Dataset records on visual material:
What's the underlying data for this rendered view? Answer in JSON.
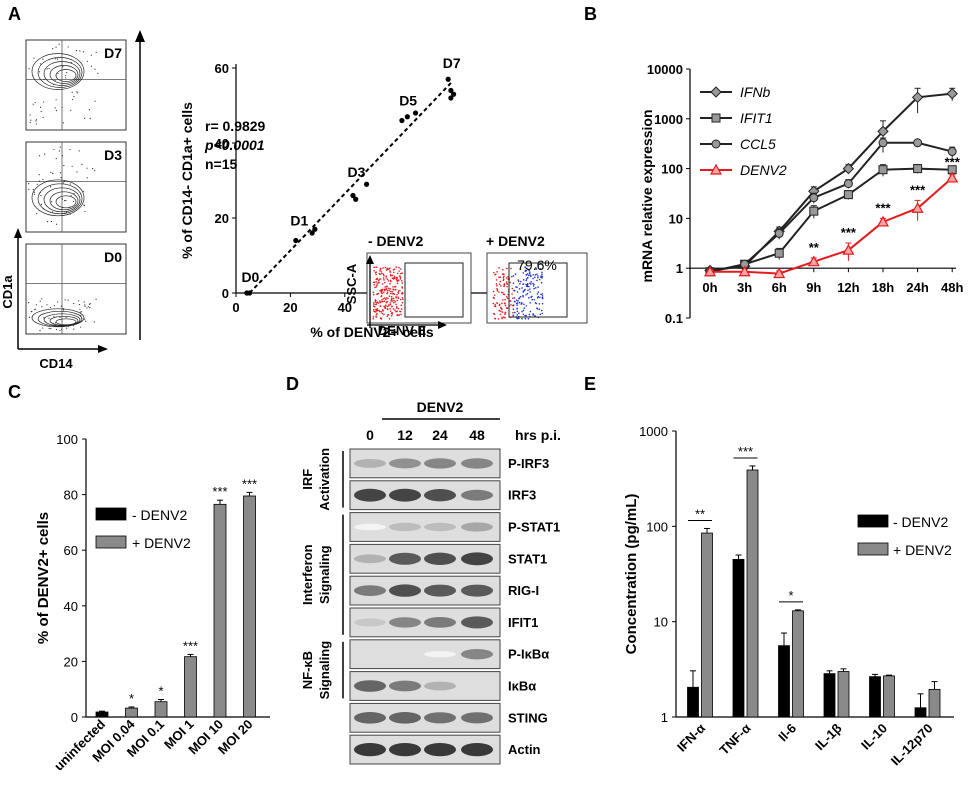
{
  "panels": {
    "A": {
      "letter": "A"
    },
    "B": {
      "letter": "B"
    },
    "C": {
      "letter": "C"
    },
    "D": {
      "letter": "D"
    },
    "E": {
      "letter": "E"
    }
  },
  "flow": {
    "xaxis_label": "CD14",
    "yaxis_label": "CD1a",
    "plots": [
      "D7",
      "D3",
      "D0"
    ]
  },
  "inset": {
    "neg_label": "- DENV2",
    "pos_label": "+ DENV2",
    "pos_percent": "79.6%",
    "yaxis": "SSC-A",
    "xaxis": "DENV E"
  },
  "stats": {
    "r": "r= 0.9829",
    "p": "p<0.0001",
    "n": "n=15"
  },
  "chart_data": [
    {
      "type": "scatter",
      "panel": "A",
      "xlabel": "% of DENV2+ cells",
      "ylabel": "% of CD14- CD1a+ cells",
      "xlim": [
        0,
        100
      ],
      "ylim": [
        0,
        60
      ],
      "xticks": [
        "0",
        "20",
        "40",
        "60",
        "80",
        "100"
      ],
      "yticks": [
        "0",
        "20",
        "40",
        "60"
      ],
      "points": [
        [
          4,
          0
        ],
        [
          5,
          0
        ],
        [
          22,
          14
        ],
        [
          28,
          16
        ],
        [
          29,
          17
        ],
        [
          43,
          26
        ],
        [
          44,
          25
        ],
        [
          48,
          29
        ],
        [
          61,
          46
        ],
        [
          63,
          47
        ],
        [
          66,
          48
        ],
        [
          78,
          57
        ],
        [
          79,
          54
        ],
        [
          79,
          52
        ],
        [
          80,
          53
        ]
      ],
      "point_labels": [
        {
          "text": "D0",
          "x": 2,
          "y": 3
        },
        {
          "text": "D1",
          "x": 20,
          "y": 18
        },
        {
          "text": "D3",
          "x": 41,
          "y": 31
        },
        {
          "text": "D5",
          "x": 60,
          "y": 50
        },
        {
          "text": "D7",
          "x": 76,
          "y": 60
        }
      ],
      "fit": [
        [
          5,
          0
        ],
        [
          79,
          56
        ]
      ]
    },
    {
      "type": "line",
      "panel": "B",
      "ylabel": "mRNA relative expression",
      "yscale": "log",
      "ylim": [
        0.1,
        10000
      ],
      "yticks": [
        "0.1",
        "1",
        "10",
        "100",
        "1000",
        "10000"
      ],
      "categories": [
        "0h",
        "3h",
        "6h",
        "9h",
        "12h",
        "18h",
        "24h",
        "48h"
      ],
      "series": [
        {
          "name": "IFNb",
          "color": "#222222",
          "marker": "diamond",
          "values": [
            0.9,
            1.1,
            5.5,
            35,
            100,
            560,
            2700,
            3200
          ],
          "err": [
            0.1,
            0.2,
            1.2,
            8,
            20,
            350,
            1400,
            900
          ]
        },
        {
          "name": "IFIT1",
          "color": "#222222",
          "marker": "square",
          "values": [
            0.85,
            1.2,
            2,
            14,
            30,
            95,
            100,
            95
          ],
          "err": [
            0.1,
            0.2,
            0.5,
            4,
            6,
            25,
            20,
            15
          ]
        },
        {
          "name": "CCL5",
          "color": "#222222",
          "marker": "circle",
          "values": [
            0.85,
            1.2,
            5,
            26,
            50,
            330,
            330,
            220
          ],
          "err": [
            0.1,
            0.2,
            1.2,
            6,
            10,
            80,
            40,
            50
          ]
        },
        {
          "name": "DENV2",
          "color": "#e41a1c",
          "marker": "triangle",
          "values": [
            0.85,
            0.85,
            0.78,
            1.35,
            2.3,
            8.5,
            16,
            65
          ],
          "err": [
            0.1,
            0.1,
            0.1,
            0.25,
            0.9,
            1.5,
            7,
            10
          ]
        }
      ],
      "annotations": [
        {
          "text": "**",
          "category": "9h"
        },
        {
          "text": "***",
          "category": "12h"
        },
        {
          "text": "***",
          "category": "18h"
        },
        {
          "text": "***",
          "category": "24h"
        },
        {
          "text": "***",
          "category": "48h"
        }
      ]
    },
    {
      "type": "bar",
      "panel": "C",
      "ylabel": "% of DENV2+ cells",
      "ylim": [
        0,
        100
      ],
      "yticks": [
        "0",
        "20",
        "40",
        "60",
        "80",
        "100"
      ],
      "categories": [
        "uninfected",
        "MOI 0.04",
        "MOI 0.1",
        "MOI 1",
        "MOI 10",
        "MOI 20"
      ],
      "values": [
        1.8,
        3.2,
        5.5,
        21.7,
        76.5,
        79.5
      ],
      "err": [
        0.3,
        0.4,
        0.8,
        0.8,
        1.5,
        1.3
      ],
      "bar_colors": [
        "#000000",
        "#8a8a8a",
        "#8a8a8a",
        "#8a8a8a",
        "#8a8a8a",
        "#8a8a8a"
      ],
      "annotations": [
        "",
        "*",
        "*",
        "***",
        "***",
        "***"
      ],
      "legend": [
        {
          "name": "- DENV2",
          "color": "#000000"
        },
        {
          "name": "+ DENV2",
          "color": "#8a8a8a"
        }
      ]
    },
    {
      "type": "bar",
      "panel": "E",
      "ylabel": "Concentration (pg/mL)",
      "yscale": "log",
      "ylim": [
        1,
        1000
      ],
      "yticks": [
        "1",
        "10",
        "100",
        "1000"
      ],
      "categories": [
        "IFN-α",
        "TNF-α",
        "Il-6",
        "IL-1β",
        "IL-10",
        "IL-12p70"
      ],
      "series": [
        {
          "name": "- DENV2",
          "color": "#000000",
          "values": [
            2.05,
            45,
            5.6,
            2.85,
            2.65,
            1.25
          ],
          "err": [
            1.0,
            5,
            2.0,
            0.2,
            0.15,
            0.5
          ]
        },
        {
          "name": "+ DENV2",
          "color": "#8a8a8a",
          "values": [
            85,
            390,
            13,
            3.0,
            2.7,
            1.95
          ],
          "err": [
            10,
            40,
            0.3,
            0.2,
            0.05,
            0.4
          ]
        }
      ],
      "annotations": [
        {
          "text": "**",
          "category": "IFN-α"
        },
        {
          "text": "***",
          "category": "TNF-α"
        },
        {
          "text": "*",
          "category": "Il-6"
        }
      ],
      "legend": [
        {
          "name": "- DENV2",
          "color": "#000000"
        },
        {
          "name": "+ DENV2",
          "color": "#8a8a8a"
        }
      ]
    }
  ],
  "blot": {
    "header": "DENV2",
    "timepoints": [
      "0",
      "12",
      "24",
      "48"
    ],
    "unit": "hrs p.i.",
    "groups": [
      {
        "name": "IRF Activation",
        "lines": [
          "IRF",
          "Activation"
        ]
      },
      {
        "name": "Interferon Signaling",
        "lines": [
          "Interferon",
          "Signaling"
        ]
      },
      {
        "name": "NF-κB Signaling",
        "lines": [
          "NF-κB",
          "Signaling"
        ]
      }
    ],
    "rows": [
      {
        "label": "P-IRF3",
        "intensity": [
          0.35,
          0.5,
          0.55,
          0.55
        ]
      },
      {
        "label": "IRF3",
        "intensity": [
          0.85,
          0.85,
          0.8,
          0.6
        ]
      },
      {
        "label": "P-STAT1",
        "intensity": [
          0.05,
          0.3,
          0.3,
          0.4
        ]
      },
      {
        "label": "STAT1",
        "intensity": [
          0.35,
          0.75,
          0.8,
          0.85
        ]
      },
      {
        "label": "RIG-I",
        "intensity": [
          0.6,
          0.8,
          0.75,
          0.75
        ]
      },
      {
        "label": "IFIT1",
        "intensity": [
          0.25,
          0.55,
          0.6,
          0.75
        ]
      },
      {
        "label": "P-IκBα",
        "intensity": [
          0.0,
          0.0,
          0.05,
          0.55
        ]
      },
      {
        "label": "IκBα",
        "intensity": [
          0.7,
          0.6,
          0.35,
          0.15
        ]
      },
      {
        "label": "STING",
        "intensity": [
          0.7,
          0.7,
          0.65,
          0.65
        ]
      },
      {
        "label": "Actin",
        "intensity": [
          0.9,
          0.9,
          0.9,
          0.9
        ]
      }
    ]
  }
}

What is expected |
Copy every line from the data that includes the string "marker".

Solution to this task |
          "marker": "diamond",
          "marker": "square",
          "marker": "circle",
          "marker": "triangle",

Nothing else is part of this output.